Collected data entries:
=====
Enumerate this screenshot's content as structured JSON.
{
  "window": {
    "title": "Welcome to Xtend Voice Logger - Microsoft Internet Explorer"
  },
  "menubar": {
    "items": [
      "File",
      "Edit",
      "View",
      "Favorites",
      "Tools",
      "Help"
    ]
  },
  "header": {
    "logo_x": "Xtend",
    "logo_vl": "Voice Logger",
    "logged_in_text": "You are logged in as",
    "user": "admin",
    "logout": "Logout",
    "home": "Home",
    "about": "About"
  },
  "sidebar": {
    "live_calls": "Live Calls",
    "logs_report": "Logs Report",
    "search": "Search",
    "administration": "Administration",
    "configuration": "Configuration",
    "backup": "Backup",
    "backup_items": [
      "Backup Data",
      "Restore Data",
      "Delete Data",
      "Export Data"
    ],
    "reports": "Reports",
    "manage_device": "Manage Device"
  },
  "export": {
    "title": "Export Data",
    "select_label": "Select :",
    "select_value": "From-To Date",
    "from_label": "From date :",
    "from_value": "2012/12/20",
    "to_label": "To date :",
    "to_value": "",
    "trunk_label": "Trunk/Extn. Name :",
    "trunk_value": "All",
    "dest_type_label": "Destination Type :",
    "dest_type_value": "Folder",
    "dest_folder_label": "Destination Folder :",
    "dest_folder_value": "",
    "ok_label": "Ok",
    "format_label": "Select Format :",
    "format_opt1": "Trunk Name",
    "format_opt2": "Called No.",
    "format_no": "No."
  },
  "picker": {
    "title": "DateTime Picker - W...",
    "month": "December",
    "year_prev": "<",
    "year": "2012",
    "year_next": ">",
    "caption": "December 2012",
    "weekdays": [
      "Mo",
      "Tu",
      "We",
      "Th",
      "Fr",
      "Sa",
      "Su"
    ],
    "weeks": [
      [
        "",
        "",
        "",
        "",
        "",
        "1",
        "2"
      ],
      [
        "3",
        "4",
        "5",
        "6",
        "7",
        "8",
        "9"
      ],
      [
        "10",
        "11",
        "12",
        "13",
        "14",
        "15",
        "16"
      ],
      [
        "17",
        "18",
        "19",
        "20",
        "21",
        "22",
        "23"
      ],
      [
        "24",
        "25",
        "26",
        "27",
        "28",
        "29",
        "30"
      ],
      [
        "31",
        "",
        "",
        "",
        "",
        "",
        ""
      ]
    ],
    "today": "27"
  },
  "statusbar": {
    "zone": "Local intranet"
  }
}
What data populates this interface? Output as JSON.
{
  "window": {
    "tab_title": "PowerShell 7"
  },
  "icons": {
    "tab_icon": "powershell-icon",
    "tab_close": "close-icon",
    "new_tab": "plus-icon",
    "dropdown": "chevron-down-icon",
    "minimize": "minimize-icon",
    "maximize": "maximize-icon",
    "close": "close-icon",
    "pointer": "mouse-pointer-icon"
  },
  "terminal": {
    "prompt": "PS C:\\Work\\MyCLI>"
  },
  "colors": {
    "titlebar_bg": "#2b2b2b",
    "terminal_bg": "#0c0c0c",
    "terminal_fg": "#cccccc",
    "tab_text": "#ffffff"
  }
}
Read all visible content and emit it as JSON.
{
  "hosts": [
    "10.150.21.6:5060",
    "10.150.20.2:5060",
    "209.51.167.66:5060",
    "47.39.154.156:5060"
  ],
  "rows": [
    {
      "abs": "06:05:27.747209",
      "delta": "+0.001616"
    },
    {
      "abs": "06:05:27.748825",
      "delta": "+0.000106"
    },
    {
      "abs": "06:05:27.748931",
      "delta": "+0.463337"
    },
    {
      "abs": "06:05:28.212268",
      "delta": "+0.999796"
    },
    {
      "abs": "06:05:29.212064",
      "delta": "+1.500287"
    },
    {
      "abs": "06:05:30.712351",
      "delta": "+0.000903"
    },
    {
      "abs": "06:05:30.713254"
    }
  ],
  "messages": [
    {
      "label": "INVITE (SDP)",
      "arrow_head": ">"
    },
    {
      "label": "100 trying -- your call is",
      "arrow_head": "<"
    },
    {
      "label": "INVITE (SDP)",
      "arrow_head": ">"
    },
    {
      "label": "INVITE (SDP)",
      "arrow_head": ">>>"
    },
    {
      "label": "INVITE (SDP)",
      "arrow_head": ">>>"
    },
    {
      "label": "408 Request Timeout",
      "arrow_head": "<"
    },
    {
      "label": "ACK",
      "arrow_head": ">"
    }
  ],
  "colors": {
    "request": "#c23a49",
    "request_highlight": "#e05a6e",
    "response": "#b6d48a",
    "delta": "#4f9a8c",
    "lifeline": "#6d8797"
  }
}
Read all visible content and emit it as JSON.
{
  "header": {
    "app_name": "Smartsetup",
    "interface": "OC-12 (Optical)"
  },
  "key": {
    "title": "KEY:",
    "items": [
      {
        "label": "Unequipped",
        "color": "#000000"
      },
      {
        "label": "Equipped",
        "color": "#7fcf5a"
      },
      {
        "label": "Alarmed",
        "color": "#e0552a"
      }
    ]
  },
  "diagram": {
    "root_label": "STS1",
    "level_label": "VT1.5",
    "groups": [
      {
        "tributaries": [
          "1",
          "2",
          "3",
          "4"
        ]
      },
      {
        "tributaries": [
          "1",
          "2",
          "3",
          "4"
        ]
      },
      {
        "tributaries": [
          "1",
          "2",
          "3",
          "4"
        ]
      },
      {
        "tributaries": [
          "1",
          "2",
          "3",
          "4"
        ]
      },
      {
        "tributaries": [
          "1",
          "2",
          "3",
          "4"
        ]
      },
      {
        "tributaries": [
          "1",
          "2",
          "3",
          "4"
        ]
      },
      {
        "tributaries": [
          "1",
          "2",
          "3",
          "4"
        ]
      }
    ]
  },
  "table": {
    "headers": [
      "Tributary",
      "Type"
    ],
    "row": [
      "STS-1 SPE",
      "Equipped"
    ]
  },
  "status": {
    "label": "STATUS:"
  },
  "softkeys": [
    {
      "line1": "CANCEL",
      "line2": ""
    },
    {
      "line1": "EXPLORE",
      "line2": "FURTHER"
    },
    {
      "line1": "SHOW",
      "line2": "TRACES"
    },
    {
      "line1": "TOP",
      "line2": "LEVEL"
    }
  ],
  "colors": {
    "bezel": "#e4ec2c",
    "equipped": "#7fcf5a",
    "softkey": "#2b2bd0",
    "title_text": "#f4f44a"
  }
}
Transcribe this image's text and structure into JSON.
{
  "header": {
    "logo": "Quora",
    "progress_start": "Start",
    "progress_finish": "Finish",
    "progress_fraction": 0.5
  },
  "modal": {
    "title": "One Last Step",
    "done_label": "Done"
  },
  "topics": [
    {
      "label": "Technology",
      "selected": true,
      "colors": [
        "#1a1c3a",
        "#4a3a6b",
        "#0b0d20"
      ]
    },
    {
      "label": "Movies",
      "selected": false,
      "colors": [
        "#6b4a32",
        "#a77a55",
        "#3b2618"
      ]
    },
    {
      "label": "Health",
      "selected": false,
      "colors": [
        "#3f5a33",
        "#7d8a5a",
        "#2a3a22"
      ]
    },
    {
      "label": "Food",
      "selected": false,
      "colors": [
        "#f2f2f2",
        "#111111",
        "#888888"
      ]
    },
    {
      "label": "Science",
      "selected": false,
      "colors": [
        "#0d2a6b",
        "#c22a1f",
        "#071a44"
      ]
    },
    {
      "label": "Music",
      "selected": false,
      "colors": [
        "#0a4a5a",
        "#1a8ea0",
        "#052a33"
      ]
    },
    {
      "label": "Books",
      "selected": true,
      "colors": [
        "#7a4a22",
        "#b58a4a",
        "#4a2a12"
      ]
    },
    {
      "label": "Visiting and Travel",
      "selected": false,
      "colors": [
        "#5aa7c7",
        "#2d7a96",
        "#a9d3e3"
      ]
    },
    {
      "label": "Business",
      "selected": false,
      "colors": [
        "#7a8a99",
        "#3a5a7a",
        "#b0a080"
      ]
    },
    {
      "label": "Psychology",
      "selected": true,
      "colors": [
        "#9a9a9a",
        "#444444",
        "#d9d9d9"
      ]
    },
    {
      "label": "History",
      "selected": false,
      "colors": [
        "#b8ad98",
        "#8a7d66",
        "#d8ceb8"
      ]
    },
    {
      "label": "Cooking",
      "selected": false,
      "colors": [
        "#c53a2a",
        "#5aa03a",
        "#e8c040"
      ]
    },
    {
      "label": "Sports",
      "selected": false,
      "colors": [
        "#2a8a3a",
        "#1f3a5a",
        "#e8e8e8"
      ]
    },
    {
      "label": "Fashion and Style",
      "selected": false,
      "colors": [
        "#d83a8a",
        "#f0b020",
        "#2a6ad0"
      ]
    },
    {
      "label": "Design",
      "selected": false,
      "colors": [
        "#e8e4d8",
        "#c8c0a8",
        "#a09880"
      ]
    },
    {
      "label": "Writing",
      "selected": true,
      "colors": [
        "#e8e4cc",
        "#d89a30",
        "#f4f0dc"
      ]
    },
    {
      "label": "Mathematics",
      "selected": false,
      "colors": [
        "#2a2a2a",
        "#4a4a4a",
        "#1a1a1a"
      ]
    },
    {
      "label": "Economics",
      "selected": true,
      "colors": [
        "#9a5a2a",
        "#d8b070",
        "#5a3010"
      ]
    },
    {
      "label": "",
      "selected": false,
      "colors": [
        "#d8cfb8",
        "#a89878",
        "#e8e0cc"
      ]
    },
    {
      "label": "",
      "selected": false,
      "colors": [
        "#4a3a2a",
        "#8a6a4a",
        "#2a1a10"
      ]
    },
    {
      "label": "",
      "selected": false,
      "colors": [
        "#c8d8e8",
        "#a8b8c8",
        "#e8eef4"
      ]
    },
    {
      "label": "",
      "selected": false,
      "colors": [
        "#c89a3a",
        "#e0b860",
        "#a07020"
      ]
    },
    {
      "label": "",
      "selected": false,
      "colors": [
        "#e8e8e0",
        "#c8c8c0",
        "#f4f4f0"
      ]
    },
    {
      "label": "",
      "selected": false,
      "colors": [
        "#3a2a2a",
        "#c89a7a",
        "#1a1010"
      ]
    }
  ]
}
=====
### Directions for this task
Pull out every line holding "December" from the records above, and copy it.

### Problem solution
    "month": "December",
    "caption": "December 2012",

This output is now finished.